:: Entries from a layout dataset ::
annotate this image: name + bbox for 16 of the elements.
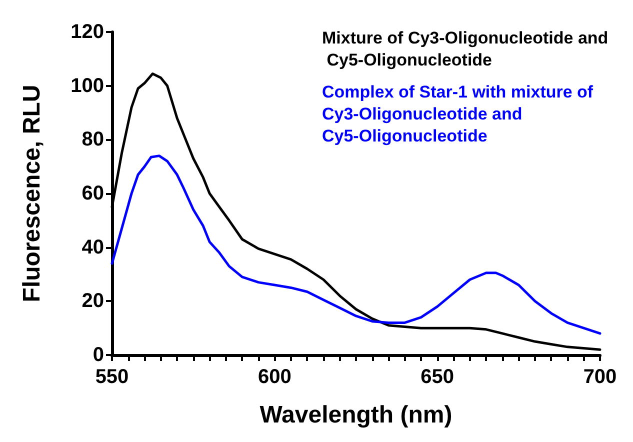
y-tick-label: 80 [82,128,104,151]
y-tick-label: 120 [70,21,104,43]
x-tick-label: 550 [95,366,129,388]
x-tick-label: 600 [258,366,292,388]
text: Complex of Star-1 with mixture of Cy3-Oligonucleotide and Cy5-Oligonucleotide [322,82,598,146]
line-series [110,154,602,335]
x-tick-label: 700 [583,366,617,388]
y-tick-label: 100 [70,74,104,97]
y-tick-label: 60 [82,182,104,204]
text: Mixture of Cy3-Oligonucleotide and Cy5-Oligonucleotide [322,28,608,70]
y-tick-label: 20 [82,290,104,312]
y-tick-label: 0 [92,344,104,366]
x-tick-label: 650 [420,366,454,388]
y-axis-title: Fluorescence, RLU [18,84,46,302]
y-tick-label: 40 [82,236,104,258]
x-axis-title: Wavelength (nm) [260,402,452,428]
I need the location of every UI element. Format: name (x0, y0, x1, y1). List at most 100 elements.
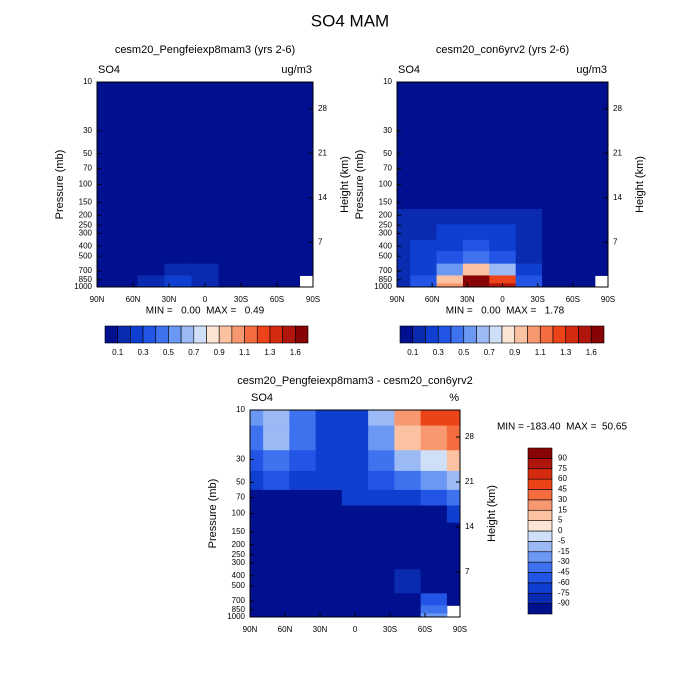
y-tick-label: 700 (379, 266, 393, 275)
x-tick-label: 90S (453, 625, 467, 634)
contour-cell (420, 593, 448, 606)
y-tick-label: 500 (232, 581, 246, 590)
x-tick-label: 30N (460, 295, 475, 304)
contour-cell (164, 208, 192, 225)
contour-cell (289, 553, 317, 570)
contour-cell (263, 580, 290, 594)
contour-cell (315, 538, 343, 555)
contour-cell (462, 263, 490, 276)
contour-cell (368, 425, 395, 451)
contour-cell (289, 425, 317, 451)
contour-cell (137, 251, 165, 265)
contour-cell (462, 142, 490, 162)
y-tick-label: 1000 (227, 612, 245, 621)
contour-cell (137, 82, 165, 98)
colorbar-box (527, 572, 553, 584)
colorbar-box (527, 325, 541, 344)
contour-cell (436, 193, 464, 210)
colorbar-box (527, 489, 553, 501)
contour-cell (110, 121, 138, 143)
y2-tick-label: 28 (613, 104, 622, 113)
contour-cell (137, 142, 165, 162)
contour-cell (489, 161, 517, 178)
contour-cell (218, 161, 246, 178)
contour-cell (420, 450, 448, 472)
contour-cell (164, 161, 192, 178)
contour-cell (110, 239, 138, 252)
contour-cell (446, 505, 461, 524)
contour-cell (410, 239, 438, 252)
contour-cell (289, 522, 317, 539)
contour-cell (245, 283, 273, 288)
contour-cell (462, 161, 490, 178)
contour-cell (515, 239, 543, 252)
contour-cell (97, 208, 111, 225)
contour-cell (97, 176, 111, 195)
contour-cell (489, 121, 517, 143)
y-tick-label: 700 (79, 266, 93, 275)
colorbar-box (450, 325, 465, 344)
contour-cell (594, 82, 609, 98)
contour-cell (315, 522, 343, 539)
contour-cell (250, 450, 264, 472)
contour-cell (368, 470, 395, 491)
contour-cell (97, 82, 111, 98)
contour-cell (250, 425, 264, 451)
contour-cell (315, 613, 343, 618)
contour-cell (341, 605, 369, 614)
contour-cell (245, 208, 273, 225)
y-tick-label: 300 (232, 558, 246, 567)
x-tick-label: 90N (243, 625, 258, 634)
contour-cell (436, 121, 464, 143)
y-tick-label: 10 (83, 77, 92, 86)
contour-cell (110, 97, 138, 123)
contour-cell (368, 580, 395, 594)
contour-cell (542, 176, 569, 195)
contour-cell (97, 121, 111, 143)
contour-cell (515, 121, 543, 143)
contour-cell (394, 613, 422, 618)
contour-cell (568, 193, 596, 210)
contour-cell (97, 283, 111, 288)
contour-cell (299, 121, 314, 143)
colorbar-box (527, 468, 553, 480)
colorbar-box (527, 458, 553, 470)
contour-cell (245, 193, 273, 210)
contour-cell (368, 613, 395, 618)
y-tick-label: 150 (379, 198, 393, 207)
right-label: ug/m3 (576, 64, 607, 76)
x-tick-label: 30S (234, 295, 248, 304)
contour-cell (341, 553, 369, 570)
contour-cell (462, 121, 490, 143)
contour-cell (245, 251, 273, 265)
contour-cell (462, 82, 490, 98)
colorbar-label: -30 (558, 557, 570, 566)
x-tick-label: 90N (90, 295, 105, 304)
contour-cell (489, 251, 517, 265)
contour-cell (218, 82, 246, 98)
colorbar-box (206, 325, 220, 344)
contour-cell (341, 425, 369, 451)
contour-cell (515, 263, 543, 276)
contour-cell (420, 470, 448, 491)
contour-cell (489, 176, 517, 195)
contour-cell (394, 425, 422, 451)
contour-cell (191, 82, 219, 98)
colorbar-box (565, 325, 579, 344)
contour-cell (410, 82, 438, 98)
contour-cell (97, 224, 111, 241)
y2-tick-label: 7 (465, 567, 470, 576)
stats-label: MIN = -183.40 MAX = 50.65 (497, 422, 628, 433)
contour-cell (315, 470, 343, 491)
y-tick-label: 100 (379, 180, 393, 189)
contour-cell (218, 121, 246, 143)
contour-cell (368, 489, 395, 506)
contour-cell (542, 161, 569, 178)
contour-cell (250, 613, 264, 618)
y-tick-label: 300 (379, 229, 393, 238)
y-tick-label: 150 (232, 527, 246, 536)
colorbar-box (552, 325, 567, 344)
contour-cell (272, 239, 300, 252)
colorbar-box (527, 541, 553, 553)
contour-cell (299, 208, 314, 225)
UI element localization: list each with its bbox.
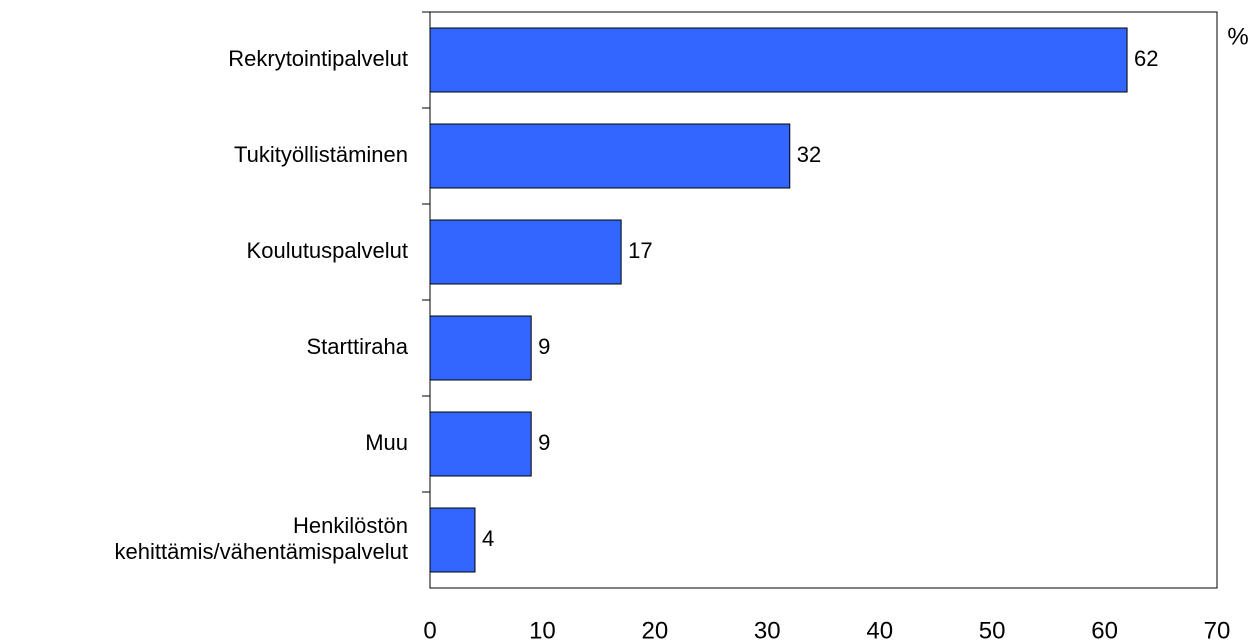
y-tick-label: Tukityöllistäminen xyxy=(234,142,408,167)
x-tick-label: 70 xyxy=(1204,617,1231,644)
y-tick-label: Muu xyxy=(365,430,408,455)
y-tick-label: Rekrytointipalvelut xyxy=(228,46,408,71)
bar xyxy=(429,123,791,189)
bar xyxy=(429,27,1128,93)
value-label: 17 xyxy=(628,238,652,263)
y-tick-label-line: kehittämis/vähentämispalvelut xyxy=(115,539,408,564)
bar xyxy=(429,507,476,573)
x-tick-label: 10 xyxy=(529,617,556,644)
value-label: 9 xyxy=(538,430,550,455)
x-tick-label: 0 xyxy=(423,617,436,644)
value-label: 9 xyxy=(538,334,550,359)
y-tick-label: Koulutuspalvelut xyxy=(247,238,408,263)
x-tick-label: 60 xyxy=(1091,617,1118,644)
unit-label: % xyxy=(1227,23,1248,50)
x-tick-label: 50 xyxy=(979,617,1006,644)
x-tick-label: 20 xyxy=(642,617,669,644)
bar xyxy=(429,219,622,285)
x-tick-label: 40 xyxy=(866,617,893,644)
y-tick-label-line: Henkilöstön xyxy=(293,513,408,538)
value-label: 4 xyxy=(482,526,494,551)
x-tick-label: 30 xyxy=(754,617,781,644)
plot-frame xyxy=(429,11,1218,589)
y-tick-label: Starttiraha xyxy=(307,334,409,359)
bar xyxy=(429,411,532,477)
y-tick-label: Henkilöstön kehittämis/vähentämispalvelut xyxy=(115,513,408,564)
value-label: 32 xyxy=(797,142,821,167)
value-label: 62 xyxy=(1134,46,1158,71)
bar xyxy=(429,315,532,381)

:: WHAT IS EXPECTED ::
Write out all the lines above without any changes, leaving out the pictures.

:: ANSWER BELOW ::
annotate this image: name + bbox for 16 of the elements.
y-tick-label: 80 [82,128,104,151]
y-tick-label: 120 [70,21,104,43]
x-tick-label: 550 [95,366,129,388]
x-tick-label: 600 [258,366,292,388]
text: Complex of Star-1 with mixture of Cy3-Oligonucleotide and Cy5-Oligonucleotide [322,82,598,146]
line-series [110,154,602,335]
x-tick-label: 700 [583,366,617,388]
y-tick-label: 100 [70,74,104,97]
y-tick-label: 60 [82,182,104,204]
text: Mixture of Cy3-Oligonucleotide and Cy5-Oligonucleotide [322,28,608,70]
y-tick-label: 20 [82,290,104,312]
y-tick-label: 0 [92,344,104,366]
x-tick-label: 650 [420,366,454,388]
y-axis-title: Fluorescence, RLU [18,84,46,302]
y-tick-label: 40 [82,236,104,258]
x-axis-title: Wavelength (nm) [260,402,452,428]
I need the location of every UI element. Format: name (x0, y0, x1, y1). List at most 100 elements.
y-tick-label: 700 (379, 266, 393, 275)
x-tick-label: 90S (453, 625, 467, 634)
contour-cell (420, 593, 448, 606)
y-tick-label: 500 (232, 581, 246, 590)
x-tick-label: 30N (460, 295, 475, 304)
contour-cell (164, 208, 192, 225)
contour-cell (289, 553, 317, 570)
contour-cell (263, 580, 290, 594)
contour-cell (315, 538, 343, 555)
contour-cell (462, 263, 490, 276)
contour-cell (368, 425, 395, 451)
contour-cell (289, 425, 317, 451)
contour-cell (137, 251, 165, 265)
contour-cell (462, 142, 490, 162)
y-tick-label: 1000 (227, 612, 245, 621)
contour-cell (137, 82, 165, 98)
colorbar-box (527, 572, 553, 584)
colorbar-box (527, 325, 541, 344)
contour-cell (436, 193, 464, 210)
colorbar-box (527, 489, 553, 501)
contour-cell (110, 121, 138, 143)
y2-tick-label: 28 (613, 104, 622, 113)
contour-cell (137, 142, 165, 162)
contour-cell (489, 161, 517, 178)
contour-cell (218, 161, 246, 178)
contour-cell (420, 450, 448, 472)
contour-cell (164, 161, 192, 178)
contour-cell (110, 239, 138, 252)
contour-cell (446, 505, 461, 524)
contour-cell (410, 239, 438, 252)
contour-cell (289, 522, 317, 539)
contour-cell (245, 283, 273, 288)
contour-cell (462, 161, 490, 178)
contour-cell (515, 239, 543, 252)
contour-cell (97, 208, 111, 225)
contour-cell (97, 176, 111, 195)
contour-cell (489, 121, 517, 143)
y-tick-label: 700 (79, 266, 93, 275)
colorbar-box (450, 325, 465, 344)
contour-cell (594, 82, 609, 98)
contour-cell (315, 522, 343, 539)
contour-cell (250, 450, 264, 472)
contour-cell (368, 470, 395, 491)
contour-cell (97, 82, 111, 98)
contour-cell (250, 425, 264, 451)
contour-cell (315, 613, 343, 618)
contour-cell (341, 605, 369, 614)
contour-cell (245, 208, 273, 225)
y-tick-label: 300 (232, 558, 246, 567)
x-tick-label: 90N (243, 625, 258, 634)
contour-cell (436, 121, 464, 143)
y-tick-label: 10 (83, 77, 92, 86)
contour-cell (110, 97, 138, 123)
contour-cell (368, 580, 395, 594)
contour-cell (542, 176, 569, 195)
contour-cell (97, 121, 111, 143)
contour-cell (515, 121, 543, 143)
contour-cell (394, 613, 422, 618)
contour-cell (568, 193, 596, 210)
contour-cell (97, 283, 111, 288)
contour-cell (299, 121, 314, 143)
colorbar-box (527, 468, 553, 480)
colorbar-box (527, 458, 553, 470)
contour-cell (245, 193, 273, 210)
contour-cell (368, 613, 395, 618)
y-tick-label: 150 (379, 198, 393, 207)
right-label: ug/m3 (576, 64, 607, 76)
x-tick-label: 30S (234, 295, 248, 304)
contour-cell (341, 553, 369, 570)
contour-cell (462, 121, 490, 143)
contour-cell (245, 251, 273, 265)
contour-cell (462, 82, 490, 98)
colorbar-label: -30 (558, 557, 570, 566)
x-tick-label: 90N (90, 295, 105, 304)
contour-cell (489, 251, 517, 265)
contour-cell (218, 82, 246, 98)
colorbar-box (206, 325, 220, 344)
contour-cell (341, 425, 369, 451)
contour-cell (515, 263, 543, 276)
contour-cell (420, 470, 448, 491)
contour-cell (489, 176, 517, 195)
contour-cell (394, 425, 422, 451)
contour-cell (191, 82, 219, 98)
colorbar-box (565, 325, 579, 344)
contour-cell (410, 82, 438, 98)
contour-cell (97, 224, 111, 241)
y2-tick-label: 7 (465, 567, 470, 576)
stats-label: MIN = -183.40 MAX = 50.65 (497, 422, 628, 433)
contour-cell (315, 470, 343, 491)
y-tick-label: 100 (379, 180, 393, 189)
contour-cell (218, 121, 246, 143)
contour-cell (368, 489, 395, 506)
contour-cell (542, 161, 569, 178)
contour-cell (250, 613, 264, 618)
y-tick-label: 300 (379, 229, 393, 238)
y-tick-label: 150 (232, 527, 246, 536)
colorbar-box (552, 325, 567, 344)
contour-cell (272, 239, 300, 252)
colorbar-box (527, 541, 553, 553)
contour-cell (299, 208, 314, 225)
UI element localization: list each with its bbox.
y-tick-label: Tukityöllistäminen xyxy=(234,142,408,167)
x-tick-label: 70 xyxy=(1204,617,1231,644)
y-tick-label: Muu xyxy=(365,430,408,455)
y-tick-label: Rekrytointipalvelut xyxy=(228,46,408,71)
bar xyxy=(429,123,791,189)
bar xyxy=(429,27,1128,93)
value-label: 17 xyxy=(628,238,652,263)
y-tick-label-line: kehittämis/vähentämispalvelut xyxy=(115,539,408,564)
bar xyxy=(429,507,476,573)
x-tick-label: 10 xyxy=(529,617,556,644)
value-label: 9 xyxy=(538,430,550,455)
x-tick-label: 0 xyxy=(423,617,436,644)
value-label: 9 xyxy=(538,334,550,359)
y-tick-label: Koulutuspalvelut xyxy=(247,238,408,263)
x-tick-label: 60 xyxy=(1091,617,1118,644)
unit-label: % xyxy=(1227,23,1248,50)
x-tick-label: 50 xyxy=(979,617,1006,644)
x-tick-label: 20 xyxy=(642,617,669,644)
bar xyxy=(429,219,622,285)
x-tick-label: 40 xyxy=(866,617,893,644)
y-tick-label-line: Henkilöstön xyxy=(293,513,408,538)
value-label: 4 xyxy=(482,526,494,551)
x-tick-label: 30 xyxy=(754,617,781,644)
plot-frame xyxy=(429,11,1218,589)
y-tick-label: Starttiraha xyxy=(307,334,409,359)
bar xyxy=(429,411,532,477)
y-tick-label: Henkilöstön kehittämis/vähentämispalvelut xyxy=(115,513,408,564)
value-label: 32 xyxy=(797,142,821,167)
value-label: 62 xyxy=(1134,46,1158,71)
bar xyxy=(429,315,532,381)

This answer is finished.